» **Request**
Rewrite everything from the line containing "I need the location" down to the line containing "page-header: New Promotion (2, 2, 1887, 54)", both included, as a numbered list with any blank lines left out.

» **Dataset records**
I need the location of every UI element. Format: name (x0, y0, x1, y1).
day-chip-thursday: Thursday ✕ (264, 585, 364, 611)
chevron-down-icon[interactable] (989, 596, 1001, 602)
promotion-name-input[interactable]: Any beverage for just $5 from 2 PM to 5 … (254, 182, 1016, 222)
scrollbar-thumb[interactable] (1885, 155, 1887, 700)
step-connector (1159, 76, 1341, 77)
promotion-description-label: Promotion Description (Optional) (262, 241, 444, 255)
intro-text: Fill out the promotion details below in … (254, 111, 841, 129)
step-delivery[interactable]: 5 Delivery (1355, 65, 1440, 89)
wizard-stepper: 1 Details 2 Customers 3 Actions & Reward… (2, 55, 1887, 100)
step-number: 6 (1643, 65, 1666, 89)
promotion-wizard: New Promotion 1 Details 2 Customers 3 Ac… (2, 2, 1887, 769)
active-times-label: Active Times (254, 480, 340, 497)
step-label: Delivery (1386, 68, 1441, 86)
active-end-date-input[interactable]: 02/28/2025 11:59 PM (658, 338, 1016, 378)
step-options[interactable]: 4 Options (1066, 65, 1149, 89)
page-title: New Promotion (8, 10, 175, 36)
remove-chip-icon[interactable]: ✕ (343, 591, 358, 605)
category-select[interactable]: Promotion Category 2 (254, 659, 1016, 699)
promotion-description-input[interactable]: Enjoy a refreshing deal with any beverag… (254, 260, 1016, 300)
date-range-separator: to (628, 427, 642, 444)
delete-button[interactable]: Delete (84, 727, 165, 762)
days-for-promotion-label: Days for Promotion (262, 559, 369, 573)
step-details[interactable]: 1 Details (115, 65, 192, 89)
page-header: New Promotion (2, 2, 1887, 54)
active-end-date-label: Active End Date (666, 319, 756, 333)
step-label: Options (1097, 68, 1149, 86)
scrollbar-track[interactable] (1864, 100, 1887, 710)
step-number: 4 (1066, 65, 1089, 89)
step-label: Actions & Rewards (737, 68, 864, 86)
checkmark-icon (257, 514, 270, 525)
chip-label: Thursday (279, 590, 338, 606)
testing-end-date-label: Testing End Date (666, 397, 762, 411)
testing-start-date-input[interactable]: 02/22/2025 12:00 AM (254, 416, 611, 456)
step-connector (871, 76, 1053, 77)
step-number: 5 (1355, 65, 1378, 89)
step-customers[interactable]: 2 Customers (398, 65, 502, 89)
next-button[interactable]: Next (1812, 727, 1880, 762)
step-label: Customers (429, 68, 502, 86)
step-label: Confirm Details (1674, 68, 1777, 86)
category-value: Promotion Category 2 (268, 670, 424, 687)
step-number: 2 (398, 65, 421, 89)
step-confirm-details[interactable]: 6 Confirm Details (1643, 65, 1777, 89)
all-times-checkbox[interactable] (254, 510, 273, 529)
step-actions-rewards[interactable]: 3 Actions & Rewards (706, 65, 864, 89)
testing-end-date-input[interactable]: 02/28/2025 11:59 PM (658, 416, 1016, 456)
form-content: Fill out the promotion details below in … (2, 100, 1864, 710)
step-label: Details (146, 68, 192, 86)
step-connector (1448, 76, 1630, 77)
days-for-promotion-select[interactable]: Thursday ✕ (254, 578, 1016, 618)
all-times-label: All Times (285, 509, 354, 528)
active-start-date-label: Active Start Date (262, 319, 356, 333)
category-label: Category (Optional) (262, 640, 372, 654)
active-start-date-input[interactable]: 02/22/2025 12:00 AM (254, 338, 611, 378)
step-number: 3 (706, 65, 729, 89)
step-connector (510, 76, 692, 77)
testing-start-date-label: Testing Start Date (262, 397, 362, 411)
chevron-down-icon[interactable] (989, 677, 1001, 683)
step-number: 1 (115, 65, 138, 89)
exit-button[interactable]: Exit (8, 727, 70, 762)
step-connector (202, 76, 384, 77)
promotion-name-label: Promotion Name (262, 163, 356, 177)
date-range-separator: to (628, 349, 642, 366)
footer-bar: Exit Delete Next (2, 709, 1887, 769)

---

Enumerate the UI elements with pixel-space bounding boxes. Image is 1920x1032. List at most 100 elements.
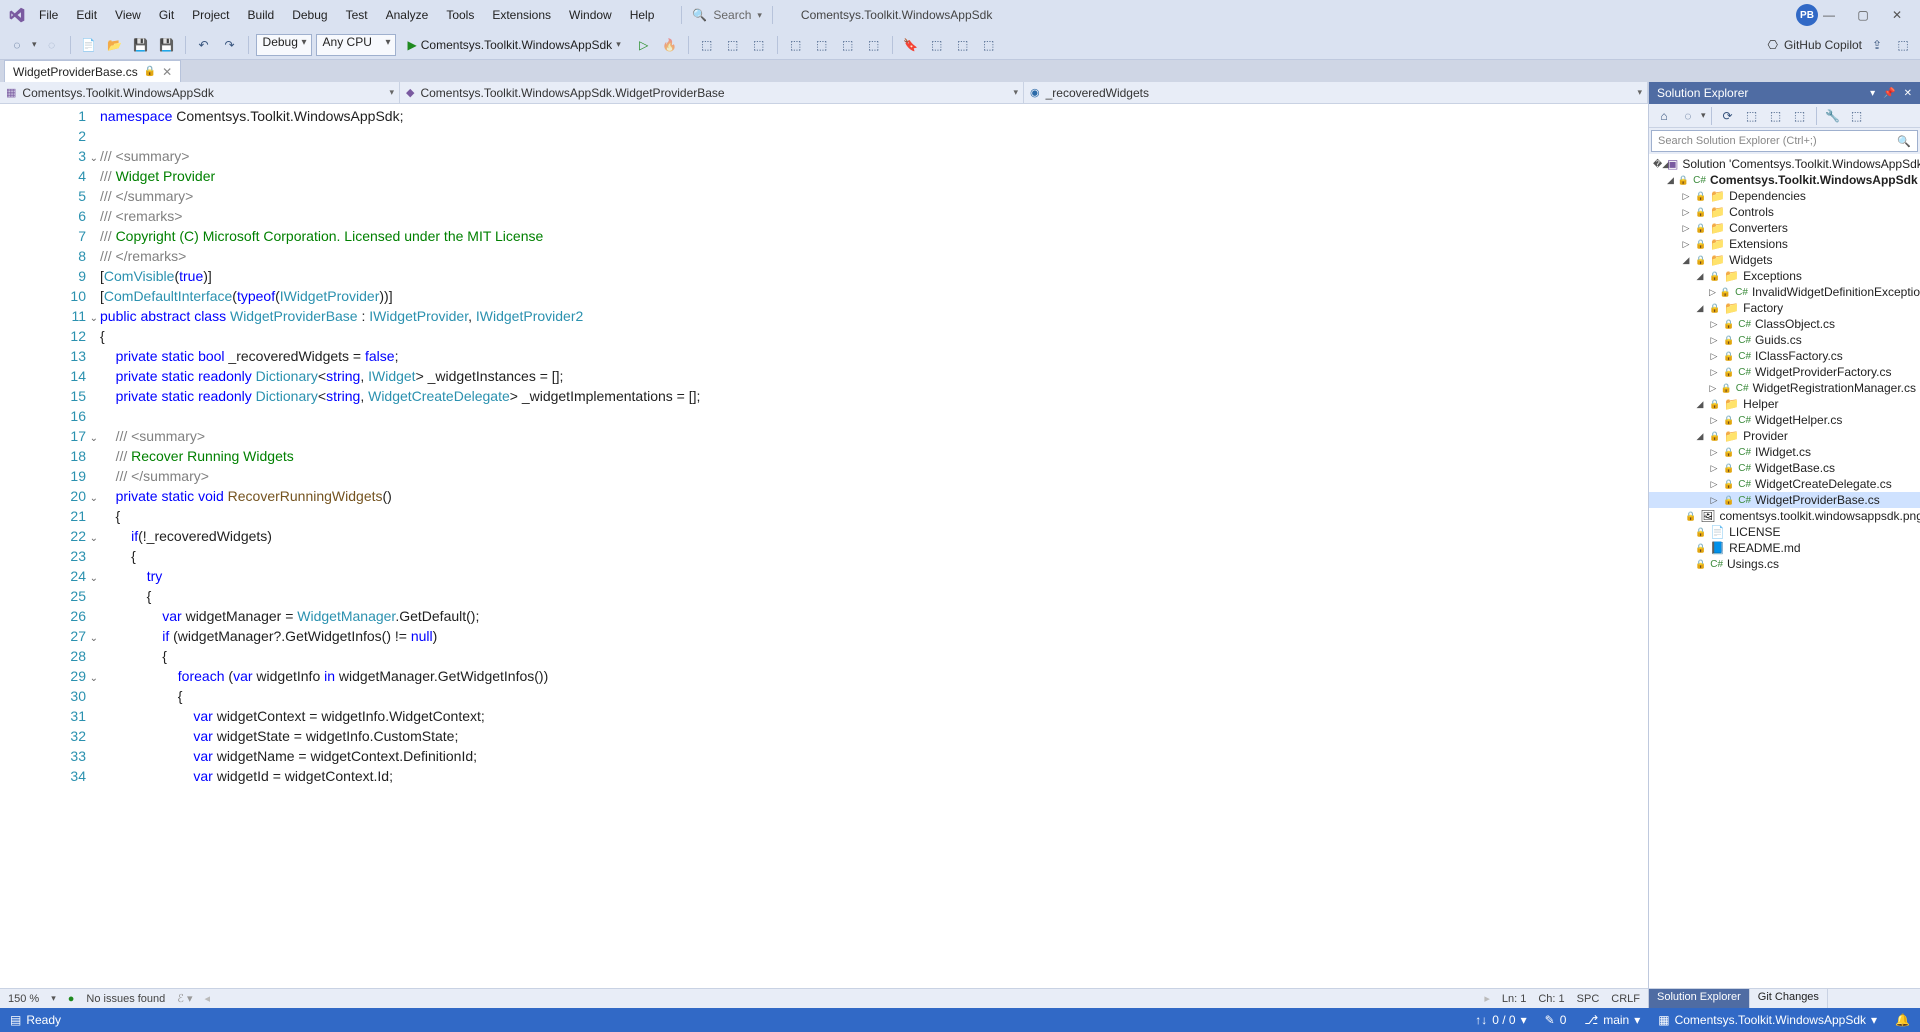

» **Written answer**
1. I need the location of every UI element. Format: name (x0, y0, x1, y1).
2. day-chip-thursday: Thursday ✕ (264, 585, 364, 611)
3. chevron-down-icon[interactable] (989, 596, 1001, 602)
4. promotion-name-input[interactable]: Any beverage for just $5 from 2 PM to 5 … (254, 182, 1016, 222)
5. scrollbar-thumb[interactable] (1885, 155, 1887, 700)
6. step-connector (1159, 76, 1341, 77)
7. promotion-description-label: Promotion Description (Optional) (262, 241, 444, 255)
8. intro-text: Fill out the promotion details below in … (254, 111, 841, 129)
9. step-delivery[interactable]: 5 Delivery (1355, 65, 1440, 89)
10. wizard-stepper: 1 Details 2 Customers 3 Actions & Reward… (2, 55, 1887, 100)
11. step-number: 6 (1643, 65, 1666, 89)
12. promotion-wizard: New Promotion 1 Details 2 Customers 3 Ac… (2, 2, 1887, 769)
13. active-times-label: Active Times (254, 480, 340, 497)
14. step-label: Delivery (1386, 68, 1441, 86)
15. active-end-date-input[interactable]: 02/28/2025 11:59 PM (658, 338, 1016, 378)
16. step-options[interactable]: 4 Options (1066, 65, 1149, 89)
17. page-title: New Promotion (8, 10, 175, 36)
18. remove-chip-icon[interactable]: ✕ (343, 591, 358, 605)
19. category-select[interactable]: Promotion Category 2 (254, 659, 1016, 699)
20. promotion-description-input[interactable]: Enjoy a refreshing deal with any beverag… (254, 260, 1016, 300)
21. date-range-separator: to (628, 427, 642, 444)
22. delete-button[interactable]: Delete (84, 727, 165, 762)
23. days-for-promotion-label: Days for Promotion (262, 559, 369, 573)
24. step-details[interactable]: 1 Details (115, 65, 192, 89)
25. page-header: New Promotion (2, 2, 1887, 54)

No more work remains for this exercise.